- [Record extracts]

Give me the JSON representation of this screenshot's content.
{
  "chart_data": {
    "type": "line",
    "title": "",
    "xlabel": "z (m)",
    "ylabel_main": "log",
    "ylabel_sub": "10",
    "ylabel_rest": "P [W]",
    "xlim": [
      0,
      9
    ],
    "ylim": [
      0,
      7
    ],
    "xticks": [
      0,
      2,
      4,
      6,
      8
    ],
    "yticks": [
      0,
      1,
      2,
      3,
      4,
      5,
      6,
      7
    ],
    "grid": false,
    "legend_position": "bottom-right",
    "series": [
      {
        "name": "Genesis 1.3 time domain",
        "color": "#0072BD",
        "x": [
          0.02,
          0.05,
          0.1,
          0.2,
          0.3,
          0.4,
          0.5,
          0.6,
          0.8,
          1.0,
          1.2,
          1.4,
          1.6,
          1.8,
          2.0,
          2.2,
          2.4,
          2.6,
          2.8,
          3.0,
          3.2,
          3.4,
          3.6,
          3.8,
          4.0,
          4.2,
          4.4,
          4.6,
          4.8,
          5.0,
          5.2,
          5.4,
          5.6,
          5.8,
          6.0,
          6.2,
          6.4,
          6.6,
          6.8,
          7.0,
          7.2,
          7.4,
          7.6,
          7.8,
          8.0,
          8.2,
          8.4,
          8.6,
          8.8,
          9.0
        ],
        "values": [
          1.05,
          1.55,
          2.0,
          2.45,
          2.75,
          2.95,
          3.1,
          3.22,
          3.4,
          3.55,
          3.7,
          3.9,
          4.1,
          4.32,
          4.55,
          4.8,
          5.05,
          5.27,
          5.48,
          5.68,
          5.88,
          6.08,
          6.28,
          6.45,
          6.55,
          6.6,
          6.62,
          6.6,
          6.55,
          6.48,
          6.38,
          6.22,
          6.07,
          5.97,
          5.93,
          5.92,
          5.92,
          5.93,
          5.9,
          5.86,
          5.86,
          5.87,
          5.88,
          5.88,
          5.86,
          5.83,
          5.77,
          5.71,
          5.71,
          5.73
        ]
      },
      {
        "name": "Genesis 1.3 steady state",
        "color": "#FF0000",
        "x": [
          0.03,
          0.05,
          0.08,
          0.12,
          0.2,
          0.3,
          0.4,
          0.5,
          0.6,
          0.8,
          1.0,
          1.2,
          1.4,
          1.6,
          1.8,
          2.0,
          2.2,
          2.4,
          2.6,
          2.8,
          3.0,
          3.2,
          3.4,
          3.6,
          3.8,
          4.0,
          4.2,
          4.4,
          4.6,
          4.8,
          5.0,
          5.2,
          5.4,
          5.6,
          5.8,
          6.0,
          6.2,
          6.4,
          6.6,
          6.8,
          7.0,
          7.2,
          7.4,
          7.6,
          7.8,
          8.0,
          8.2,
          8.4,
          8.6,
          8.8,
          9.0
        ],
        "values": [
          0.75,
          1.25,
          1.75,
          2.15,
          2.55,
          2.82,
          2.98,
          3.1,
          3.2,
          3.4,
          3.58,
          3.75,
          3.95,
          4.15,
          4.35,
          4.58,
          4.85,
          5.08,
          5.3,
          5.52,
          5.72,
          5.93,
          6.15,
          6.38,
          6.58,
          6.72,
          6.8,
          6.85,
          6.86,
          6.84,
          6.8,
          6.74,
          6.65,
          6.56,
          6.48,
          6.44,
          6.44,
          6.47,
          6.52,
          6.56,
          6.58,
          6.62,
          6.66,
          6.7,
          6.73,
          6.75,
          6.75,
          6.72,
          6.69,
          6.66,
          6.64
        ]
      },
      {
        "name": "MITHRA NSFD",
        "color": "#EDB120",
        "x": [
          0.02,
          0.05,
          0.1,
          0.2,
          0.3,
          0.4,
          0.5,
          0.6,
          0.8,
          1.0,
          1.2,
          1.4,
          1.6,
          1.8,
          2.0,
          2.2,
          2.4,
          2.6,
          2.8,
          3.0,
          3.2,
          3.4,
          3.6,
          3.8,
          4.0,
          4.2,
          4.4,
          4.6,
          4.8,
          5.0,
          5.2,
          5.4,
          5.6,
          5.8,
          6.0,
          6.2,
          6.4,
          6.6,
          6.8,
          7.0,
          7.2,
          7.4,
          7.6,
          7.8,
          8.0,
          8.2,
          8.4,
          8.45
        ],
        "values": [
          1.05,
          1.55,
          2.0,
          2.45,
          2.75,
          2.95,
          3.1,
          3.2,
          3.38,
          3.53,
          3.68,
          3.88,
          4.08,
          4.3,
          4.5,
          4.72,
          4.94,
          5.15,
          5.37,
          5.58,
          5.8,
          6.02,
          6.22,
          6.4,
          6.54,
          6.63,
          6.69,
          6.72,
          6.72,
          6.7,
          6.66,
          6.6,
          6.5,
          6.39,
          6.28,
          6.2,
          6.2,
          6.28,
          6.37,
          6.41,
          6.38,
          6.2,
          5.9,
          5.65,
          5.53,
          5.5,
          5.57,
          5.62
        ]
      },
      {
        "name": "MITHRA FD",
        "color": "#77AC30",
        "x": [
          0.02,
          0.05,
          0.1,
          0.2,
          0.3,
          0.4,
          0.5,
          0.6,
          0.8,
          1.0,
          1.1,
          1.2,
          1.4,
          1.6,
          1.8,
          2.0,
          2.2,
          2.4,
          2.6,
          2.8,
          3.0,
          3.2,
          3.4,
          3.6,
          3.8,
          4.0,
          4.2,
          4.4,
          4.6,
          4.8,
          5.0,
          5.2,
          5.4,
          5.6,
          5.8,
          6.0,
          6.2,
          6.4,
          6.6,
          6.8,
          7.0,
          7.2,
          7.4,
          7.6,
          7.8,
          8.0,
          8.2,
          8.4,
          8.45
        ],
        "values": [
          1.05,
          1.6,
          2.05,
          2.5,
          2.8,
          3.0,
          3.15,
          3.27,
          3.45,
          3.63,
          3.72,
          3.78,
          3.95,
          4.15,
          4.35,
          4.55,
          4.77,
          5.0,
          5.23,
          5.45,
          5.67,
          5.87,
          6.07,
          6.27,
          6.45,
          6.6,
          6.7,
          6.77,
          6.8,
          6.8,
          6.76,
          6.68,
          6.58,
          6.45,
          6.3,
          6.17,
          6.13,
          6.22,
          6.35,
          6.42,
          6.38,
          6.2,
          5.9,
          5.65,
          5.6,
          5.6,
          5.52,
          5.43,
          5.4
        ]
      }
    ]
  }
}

- [Problem to solve] What's wanted is a faithful copy of each entry above.

- [Expected answer]
Give me the JSON representation of this screenshot's content.
{
  "chart_data": {
    "type": "line",
    "title": "",
    "xlabel": "z (m)",
    "ylabel_main": "log",
    "ylabel_sub": "10",
    "ylabel_rest": "P [W]",
    "xlim": [
      0,
      9
    ],
    "ylim": [
      0,
      7
    ],
    "xticks": [
      0,
      2,
      4,
      6,
      8
    ],
    "yticks": [
      0,
      1,
      2,
      3,
      4,
      5,
      6,
      7
    ],
    "grid": false,
    "legend_position": "bottom-right",
    "series": [
      {
        "name": "Genesis 1.3 time domain",
        "color": "#0072BD",
        "x": [
          0.02,
          0.05,
          0.1,
          0.2,
          0.3,
          0.4,
          0.5,
          0.6,
          0.8,
          1.0,
          1.2,
          1.4,
          1.6,
          1.8,
          2.0,
          2.2,
          2.4,
          2.6,
          2.8,
          3.0,
          3.2,
          3.4,
          3.6,
          3.8,
          4.0,
          4.2,
          4.4,
          4.6,
          4.8,
          5.0,
          5.2,
          5.4,
          5.6,
          5.8,
          6.0,
          6.2,
          6.4,
          6.6,
          6.8,
          7.0,
          7.2,
          7.4,
          7.6,
          7.8,
          8.0,
          8.2,
          8.4,
          8.6,
          8.8,
          9.0
        ],
        "values": [
          1.05,
          1.55,
          2.0,
          2.45,
          2.75,
          2.95,
          3.1,
          3.22,
          3.4,
          3.55,
          3.7,
          3.9,
          4.1,
          4.32,
          4.55,
          4.8,
          5.05,
          5.27,
          5.48,
          5.68,
          5.88,
          6.08,
          6.28,
          6.45,
          6.55,
          6.6,
          6.62,
          6.6,
          6.55,
          6.48,
          6.38,
          6.22,
          6.07,
          5.97,
          5.93,
          5.92,
          5.92,
          5.93,
          5.9,
          5.86,
          5.86,
          5.87,
          5.88,
          5.88,
          5.86,
          5.83,
          5.77,
          5.71,
          5.71,
          5.73
        ]
      },
      {
        "name": "Genesis 1.3 steady state",
        "color": "#FF0000",
        "x": [
          0.03,
          0.05,
          0.08,
          0.12,
          0.2,
          0.3,
          0.4,
          0.5,
          0.6,
          0.8,
          1.0,
          1.2,
          1.4,
          1.6,
          1.8,
          2.0,
          2.2,
          2.4,
          2.6,
          2.8,
          3.0,
          3.2,
          3.4,
          3.6,
          3.8,
          4.0,
          4.2,
          4.4,
          4.6,
          4.8,
          5.0,
          5.2,
          5.4,
          5.6,
          5.8,
          6.0,
          6.2,
          6.4,
          6.6,
          6.8,
          7.0,
          7.2,
          7.4,
          7.6,
          7.8,
          8.0,
          8.2,
          8.4,
          8.6,
          8.8,
          9.0
        ],
        "values": [
          0.75,
          1.25,
          1.75,
          2.15,
          2.55,
          2.82,
          2.98,
          3.1,
          3.2,
          3.4,
          3.58,
          3.75,
          3.95,
          4.15,
          4.35,
          4.58,
          4.85,
          5.08,
          5.3,
          5.52,
          5.72,
          5.93,
          6.15,
          6.38,
          6.58,
          6.72,
          6.8,
          6.85,
          6.86,
          6.84,
          6.8,
          6.74,
          6.65,
          6.56,
          6.48,
          6.44,
          6.44,
          6.47,
          6.52,
          6.56,
          6.58,
          6.62,
          6.66,
          6.7,
          6.73,
          6.75,
          6.75,
          6.72,
          6.69,
          6.66,
          6.64
        ]
      },
      {
        "name": "MITHRA NSFD",
        "color": "#EDB120",
        "x": [
          0.02,
          0.05,
          0.1,
          0.2,
          0.3,
          0.4,
          0.5,
          0.6,
          0.8,
          1.0,
          1.2,
          1.4,
          1.6,
          1.8,
          2.0,
          2.2,
          2.4,
          2.6,
          2.8,
          3.0,
          3.2,
          3.4,
          3.6,
          3.8,
          4.0,
          4.2,
          4.4,
          4.6,
          4.8,
          5.0,
          5.2,
          5.4,
          5.6,
          5.8,
          6.0,
          6.2,
          6.4,
          6.6,
          6.8,
          7.0,
          7.2,
          7.4,
          7.6,
          7.8,
          8.0,
          8.2,
          8.4,
          8.45
        ],
        "values": [
          1.05,
          1.55,
          2.0,
          2.45,
          2.75,
          2.95,
          3.1,
          3.2,
          3.38,
          3.53,
          3.68,
          3.88,
          4.08,
          4.3,
          4.5,
          4.72,
          4.94,
          5.15,
          5.37,
          5.58,
          5.8,
          6.02,
          6.22,
          6.4,
          6.54,
          6.63,
          6.69,
          6.72,
          6.72,
          6.7,
          6.66,
          6.6,
          6.5,
          6.39,
          6.28,
          6.2,
          6.2,
          6.28,
          6.37,
          6.41,
          6.38,
          6.2,
          5.9,
          5.65,
          5.53,
          5.5,
          5.57,
          5.62
        ]
      },
      {
        "name": "MITHRA FD",
        "color": "#77AC30",
        "x": [
          0.02,
          0.05,
          0.1,
          0.2,
          0.3,
          0.4,
          0.5,
          0.6,
          0.8,
          1.0,
          1.1,
          1.2,
          1.4,
          1.6,
          1.8,
          2.0,
          2.2,
          2.4,
          2.6,
          2.8,
          3.0,
          3.2,
          3.4,
          3.6,
          3.8,
          4.0,
          4.2,
          4.4,
          4.6,
          4.8,
          5.0,
          5.2,
          5.4,
          5.6,
          5.8,
          6.0,
          6.2,
          6.4,
          6.6,
          6.8,
          7.0,
          7.2,
          7.4,
          7.6,
          7.8,
          8.0,
          8.2,
          8.4,
          8.45
        ],
        "values": [
          1.05,
          1.6,
          2.05,
          2.5,
          2.8,
          3.0,
          3.15,
          3.27,
          3.45,
          3.63,
          3.72,
          3.78,
          3.95,
          4.15,
          4.35,
          4.55,
          4.77,
          5.0,
          5.23,
          5.45,
          5.67,
          5.87,
          6.07,
          6.27,
          6.45,
          6.6,
          6.7,
          6.77,
          6.8,
          6.8,
          6.76,
          6.68,
          6.58,
          6.45,
          6.3,
          6.17,
          6.13,
          6.22,
          6.35,
          6.42,
          6.38,
          6.2,
          5.9,
          5.65,
          5.6,
          5.6,
          5.52,
          5.43,
          5.4
        ]
      }
    ]
  }
}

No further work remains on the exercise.